**Given problem 1**
Find every line in the listing that contains the word "height", and copy each one. Case counts.

**Text section**
▼
Question

A 2.50 g sample of powdered zinc is added to 100.0 mL of a 2.00 M aqueous solution of hydrobromic acid in a calorimeter. The total heat capacity of the calorimeter and solution is 448 J/K. The observed increase in temperature is 21.1 K at a constant pressure of one bar. Calculate the standard enthalpy of reaction using these data. Zn ( s ) + 2 HBr ( aq ) ⟶ ZnBr 2 ( aq ) + H 2 ( g )

Answer 1

Answer: The standard enthalpy of the reaction is -248.78 kJ/mol

Step-by-step explanation:

The heat released by the reaction is absorbed by the calorimeter and the solution.

The chemical equation used to calculate the heat released follows:

`q=c* \Delta T`

where,

c = heat capacity of calorimeter = 448 J/K

`\Delta T` = change in temperature = 21.1 K

Putting values in above equation, we get:

`q=448J/K* 21.1K=9452.8J`

Sign convention of heat:

When heat is absorbed, the sign of heat is taken to be positive and when heat is released, the sign of heat is taken to be negative.
▲
**Extracted material**
▼
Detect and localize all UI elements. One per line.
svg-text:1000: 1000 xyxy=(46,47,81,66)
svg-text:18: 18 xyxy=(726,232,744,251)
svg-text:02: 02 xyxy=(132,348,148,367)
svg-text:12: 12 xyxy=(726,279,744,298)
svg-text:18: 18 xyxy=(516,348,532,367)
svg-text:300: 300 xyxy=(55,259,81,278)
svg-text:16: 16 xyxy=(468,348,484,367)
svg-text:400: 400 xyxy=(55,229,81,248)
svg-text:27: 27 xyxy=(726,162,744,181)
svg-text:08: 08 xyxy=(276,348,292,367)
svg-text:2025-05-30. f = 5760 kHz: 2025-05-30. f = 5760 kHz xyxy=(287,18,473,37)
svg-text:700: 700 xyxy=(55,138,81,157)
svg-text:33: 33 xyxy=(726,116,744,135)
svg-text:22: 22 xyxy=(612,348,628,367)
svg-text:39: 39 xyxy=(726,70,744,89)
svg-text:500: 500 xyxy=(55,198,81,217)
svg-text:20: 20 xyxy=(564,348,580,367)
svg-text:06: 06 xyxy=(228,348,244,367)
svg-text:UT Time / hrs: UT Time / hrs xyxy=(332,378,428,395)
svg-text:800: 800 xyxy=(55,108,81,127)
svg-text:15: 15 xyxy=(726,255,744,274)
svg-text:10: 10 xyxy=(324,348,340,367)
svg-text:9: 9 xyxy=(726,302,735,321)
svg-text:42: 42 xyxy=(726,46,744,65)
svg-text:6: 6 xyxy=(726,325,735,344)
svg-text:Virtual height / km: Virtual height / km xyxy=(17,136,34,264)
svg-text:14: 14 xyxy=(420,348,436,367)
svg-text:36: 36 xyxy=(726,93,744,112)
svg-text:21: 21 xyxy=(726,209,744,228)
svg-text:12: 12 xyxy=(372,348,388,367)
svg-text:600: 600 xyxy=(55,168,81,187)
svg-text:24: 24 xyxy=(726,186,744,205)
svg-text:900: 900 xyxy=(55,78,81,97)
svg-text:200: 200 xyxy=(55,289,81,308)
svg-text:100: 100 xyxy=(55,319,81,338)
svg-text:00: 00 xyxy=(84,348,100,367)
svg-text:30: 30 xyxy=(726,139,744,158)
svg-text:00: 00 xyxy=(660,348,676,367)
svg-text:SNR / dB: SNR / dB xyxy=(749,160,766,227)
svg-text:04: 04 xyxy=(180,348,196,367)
▲
**Given problem 2**
In the zinc and hydrobromic acid solution, explain in one to three sentences why the heat released by the reaction can be worked out from the heat capacity of the calorimeter and solution and the temperature increase.

**Final answer 1**
svg-text:Virtual height / km: Virtual height / km xyxy=(17,136,34,264)

**Final answer 2**
The heat released by the reaction is absorbed by the calorimeter and the solution, so it can be calculated with q = c × ΔT. With c = 448 J/K and ΔT = 21.1 K, this gives 9452.8 J.